* [DIRECTIONS]: Would you transcribe the whole listing exactly, minus its pictures?

* [DATASET RECORDS]:
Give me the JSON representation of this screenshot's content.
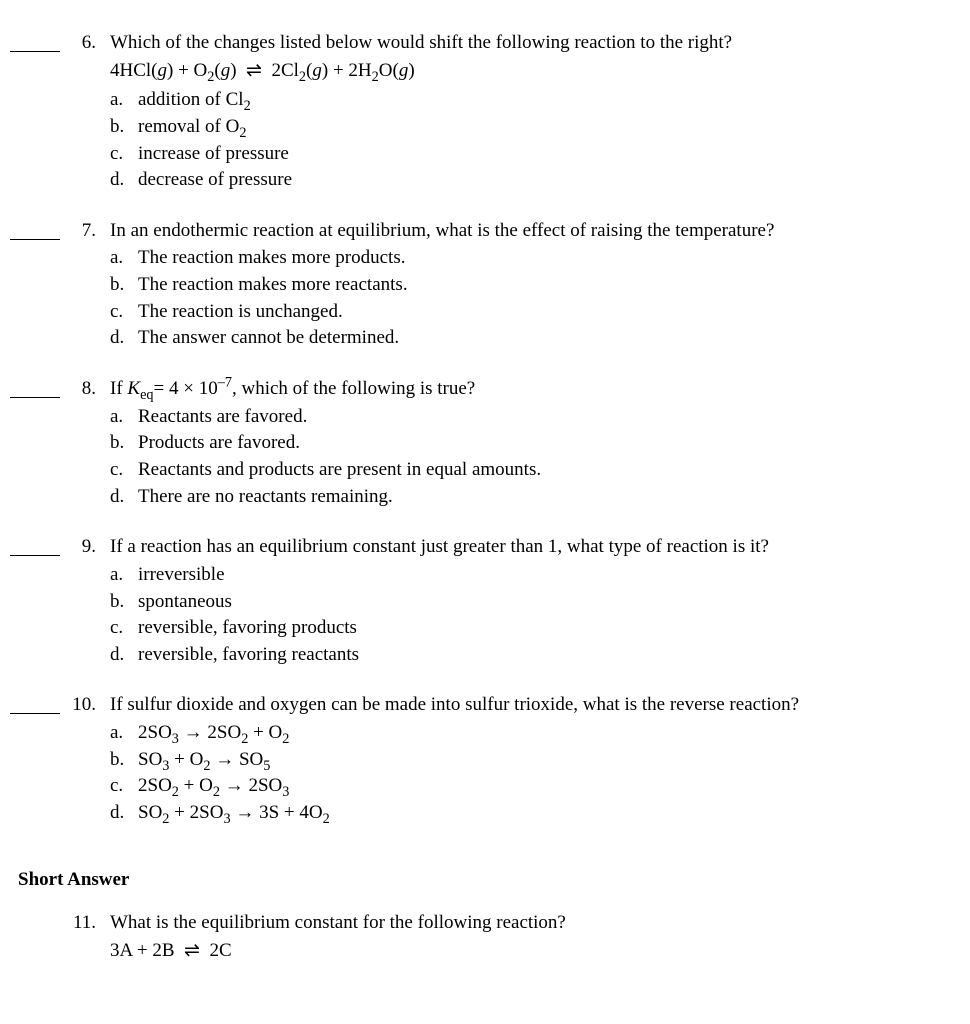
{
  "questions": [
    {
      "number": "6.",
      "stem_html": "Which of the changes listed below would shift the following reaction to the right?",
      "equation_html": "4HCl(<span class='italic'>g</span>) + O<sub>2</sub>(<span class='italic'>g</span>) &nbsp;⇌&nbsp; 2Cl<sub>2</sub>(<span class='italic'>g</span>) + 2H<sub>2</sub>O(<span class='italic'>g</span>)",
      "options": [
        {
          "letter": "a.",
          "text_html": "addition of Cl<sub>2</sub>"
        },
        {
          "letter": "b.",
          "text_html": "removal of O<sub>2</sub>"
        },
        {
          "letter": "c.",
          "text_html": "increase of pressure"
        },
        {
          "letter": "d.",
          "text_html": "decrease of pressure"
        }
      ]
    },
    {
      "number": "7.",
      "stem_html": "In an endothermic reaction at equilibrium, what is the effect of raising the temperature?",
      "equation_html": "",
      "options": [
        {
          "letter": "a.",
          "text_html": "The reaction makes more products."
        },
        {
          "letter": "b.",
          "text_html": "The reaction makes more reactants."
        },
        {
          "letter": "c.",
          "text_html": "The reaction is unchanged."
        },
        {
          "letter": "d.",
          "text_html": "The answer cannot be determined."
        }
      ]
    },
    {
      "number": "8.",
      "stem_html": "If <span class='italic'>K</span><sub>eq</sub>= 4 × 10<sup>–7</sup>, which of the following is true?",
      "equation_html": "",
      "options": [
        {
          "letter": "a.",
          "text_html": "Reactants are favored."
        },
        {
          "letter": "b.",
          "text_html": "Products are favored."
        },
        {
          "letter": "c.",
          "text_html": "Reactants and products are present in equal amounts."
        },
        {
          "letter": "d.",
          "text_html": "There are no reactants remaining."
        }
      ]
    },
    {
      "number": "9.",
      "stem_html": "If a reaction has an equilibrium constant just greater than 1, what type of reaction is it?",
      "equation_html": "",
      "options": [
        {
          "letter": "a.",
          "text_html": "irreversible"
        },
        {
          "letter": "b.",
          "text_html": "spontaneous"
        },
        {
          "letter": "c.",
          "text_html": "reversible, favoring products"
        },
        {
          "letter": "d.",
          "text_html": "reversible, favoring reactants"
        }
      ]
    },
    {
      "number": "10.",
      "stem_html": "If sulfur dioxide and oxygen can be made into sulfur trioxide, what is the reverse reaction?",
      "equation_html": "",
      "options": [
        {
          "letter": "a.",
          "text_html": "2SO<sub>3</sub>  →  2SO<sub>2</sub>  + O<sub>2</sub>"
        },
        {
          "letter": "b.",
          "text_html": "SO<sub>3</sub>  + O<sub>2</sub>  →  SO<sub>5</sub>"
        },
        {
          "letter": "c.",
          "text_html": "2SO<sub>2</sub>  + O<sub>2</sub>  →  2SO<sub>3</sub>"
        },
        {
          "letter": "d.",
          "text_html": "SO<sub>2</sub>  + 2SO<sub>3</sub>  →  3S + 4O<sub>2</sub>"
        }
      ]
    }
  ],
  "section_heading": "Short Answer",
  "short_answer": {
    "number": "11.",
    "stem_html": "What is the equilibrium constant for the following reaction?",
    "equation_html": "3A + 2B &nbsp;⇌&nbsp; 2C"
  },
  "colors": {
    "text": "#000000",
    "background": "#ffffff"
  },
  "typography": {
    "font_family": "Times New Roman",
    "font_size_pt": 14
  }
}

* [ANSWER TO THE TASK]:
Give me the JSON representation of this screenshot's content.
{
  "questions": [
    {
      "number": "6.",
      "stem_html": "Which of the changes listed below would shift the following reaction to the right?",
      "equation_html": "4HCl(<span class='italic'>g</span>) + O<sub>2</sub>(<span class='italic'>g</span>) &nbsp;⇌&nbsp; 2Cl<sub>2</sub>(<span class='italic'>g</span>) + 2H<sub>2</sub>O(<span class='italic'>g</span>)",
      "options": [
        {
          "letter": "a.",
          "text_html": "addition of Cl<sub>2</sub>"
        },
        {
          "letter": "b.",
          "text_html": "removal of O<sub>2</sub>"
        },
        {
          "letter": "c.",
          "text_html": "increase of pressure"
        },
        {
          "letter": "d.",
          "text_html": "decrease of pressure"
        }
      ]
    },
    {
      "number": "7.",
      "stem_html": "In an endothermic reaction at equilibrium, what is the effect of raising the temperature?",
      "equation_html": "",
      "options": [
        {
          "letter": "a.",
          "text_html": "The reaction makes more products."
        },
        {
          "letter": "b.",
          "text_html": "The reaction makes more reactants."
        },
        {
          "letter": "c.",
          "text_html": "The reaction is unchanged."
        },
        {
          "letter": "d.",
          "text_html": "The answer cannot be determined."
        }
      ]
    },
    {
      "number": "8.",
      "stem_html": "If <span class='italic'>K</span><sub>eq</sub>= 4 × 10<sup>–7</sup>, which of the following is true?",
      "equation_html": "",
      "options": [
        {
          "letter": "a.",
          "text_html": "Reactants are favored."
        },
        {
          "letter": "b.",
          "text_html": "Products are favored."
        },
        {
          "letter": "c.",
          "text_html": "Reactants and products are present in equal amounts."
        },
        {
          "letter": "d.",
          "text_html": "There are no reactants remaining."
        }
      ]
    },
    {
      "number": "9.",
      "stem_html": "If a reaction has an equilibrium constant just greater than 1, what type of reaction is it?",
      "equation_html": "",
      "options": [
        {
          "letter": "a.",
          "text_html": "irreversible"
        },
        {
          "letter": "b.",
          "text_html": "spontaneous"
        },
        {
          "letter": "c.",
          "text_html": "reversible, favoring products"
        },
        {
          "letter": "d.",
          "text_html": "reversible, favoring reactants"
        }
      ]
    },
    {
      "number": "10.",
      "stem_html": "If sulfur dioxide and oxygen can be made into sulfur trioxide, what is the reverse reaction?",
      "equation_html": "",
      "options": [
        {
          "letter": "a.",
          "text_html": "2SO<sub>3</sub>  →  2SO<sub>2</sub>  + O<sub>2</sub>"
        },
        {
          "letter": "b.",
          "text_html": "SO<sub>3</sub>  + O<sub>2</sub>  →  SO<sub>5</sub>"
        },
        {
          "letter": "c.",
          "text_html": "2SO<sub>2</sub>  + O<sub>2</sub>  →  2SO<sub>3</sub>"
        },
        {
          "letter": "d.",
          "text_html": "SO<sub>2</sub>  + 2SO<sub>3</sub>  →  3S + 4O<sub>2</sub>"
        }
      ]
    }
  ],
  "section_heading": "Short Answer",
  "short_answer": {
    "number": "11.",
    "stem_html": "What is the equilibrium constant for the following reaction?",
    "equation_html": "3A + 2B &nbsp;⇌&nbsp; 2C"
  },
  "colors": {
    "text": "#000000",
    "background": "#ffffff"
  },
  "typography": {
    "font_family": "Times New Roman",
    "font_size_pt": 14
  }
}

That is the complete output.